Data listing
++++++++++++++++++++

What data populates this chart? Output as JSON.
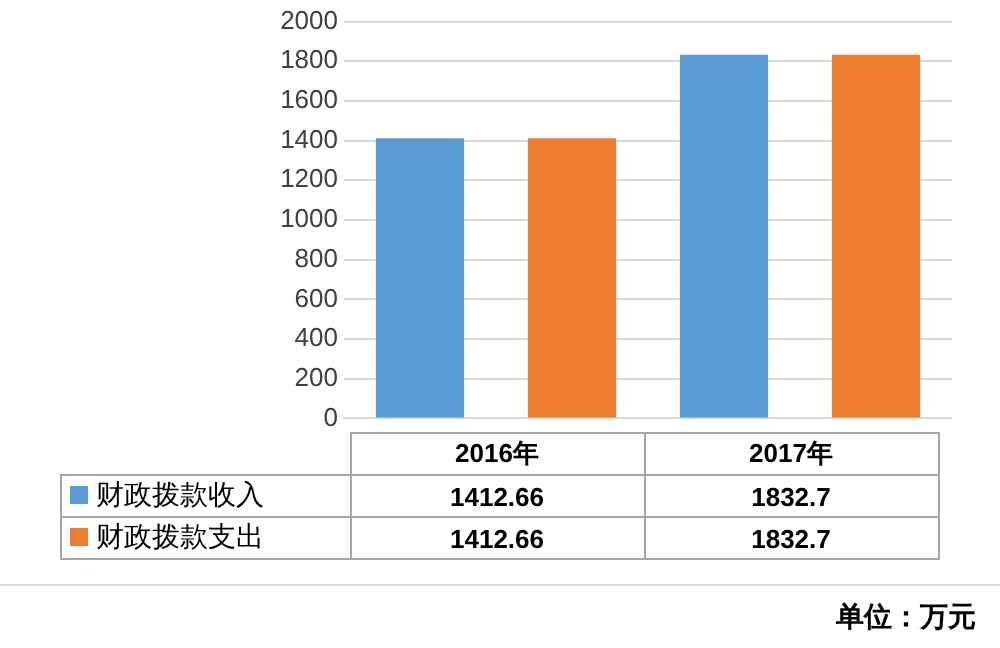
{
  "chart_data": {
    "type": "bar",
    "categories": [
      "2016年",
      "2017年"
    ],
    "series": [
      {
        "name": "财政拨款收入",
        "color": "#5b9bd5",
        "values": [
          1412.66,
          1832.7
        ]
      },
      {
        "name": "财政拨款支出",
        "color": "#ed7d31",
        "values": [
          1412.66,
          1832.7
        ]
      }
    ],
    "ylim": [
      0,
      2000
    ],
    "yticks": [
      0,
      200,
      400,
      600,
      800,
      1000,
      1200,
      1400,
      1600,
      1800,
      2000
    ],
    "grid": "y",
    "legend": "bottom",
    "data_labels": true,
    "annotations": [
      "单位：万元"
    ]
  }
}
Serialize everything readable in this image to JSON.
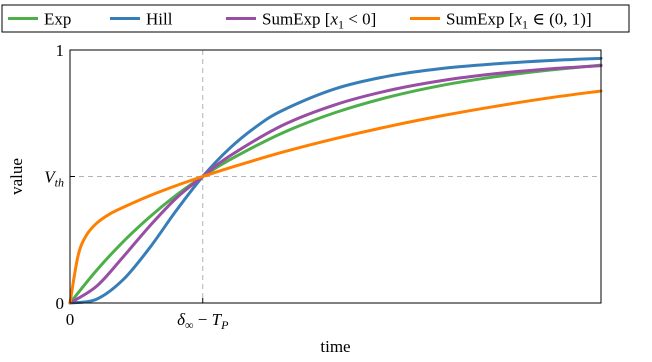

++++++++++++++++++++

Without including the pictures, return each record above exactly as it stands.

What data populates this chart? Output as JSON.
{
  "chart_data": {
    "type": "bar",
    "categories": [
      "2016年",
      "2017年"
    ],
    "series": [
      {
        "name": "财政拨款收入",
        "color": "#5b9bd5",
        "values": [
          1412.66,
          1832.7
        ]
      },
      {
        "name": "财政拨款支出",
        "color": "#ed7d31",
        "values": [
          1412.66,
          1832.7
        ]
      }
    ],
    "ylim": [
      0,
      2000
    ],
    "yticks": [
      0,
      200,
      400,
      600,
      800,
      1000,
      1200,
      1400,
      1600,
      1800,
      2000
    ],
    "grid": "y",
    "legend": "bottom",
    "data_labels": true,
    "annotations": [
      "单位：万元"
    ]
  }
}
Serialize everything readable in this image to JSON.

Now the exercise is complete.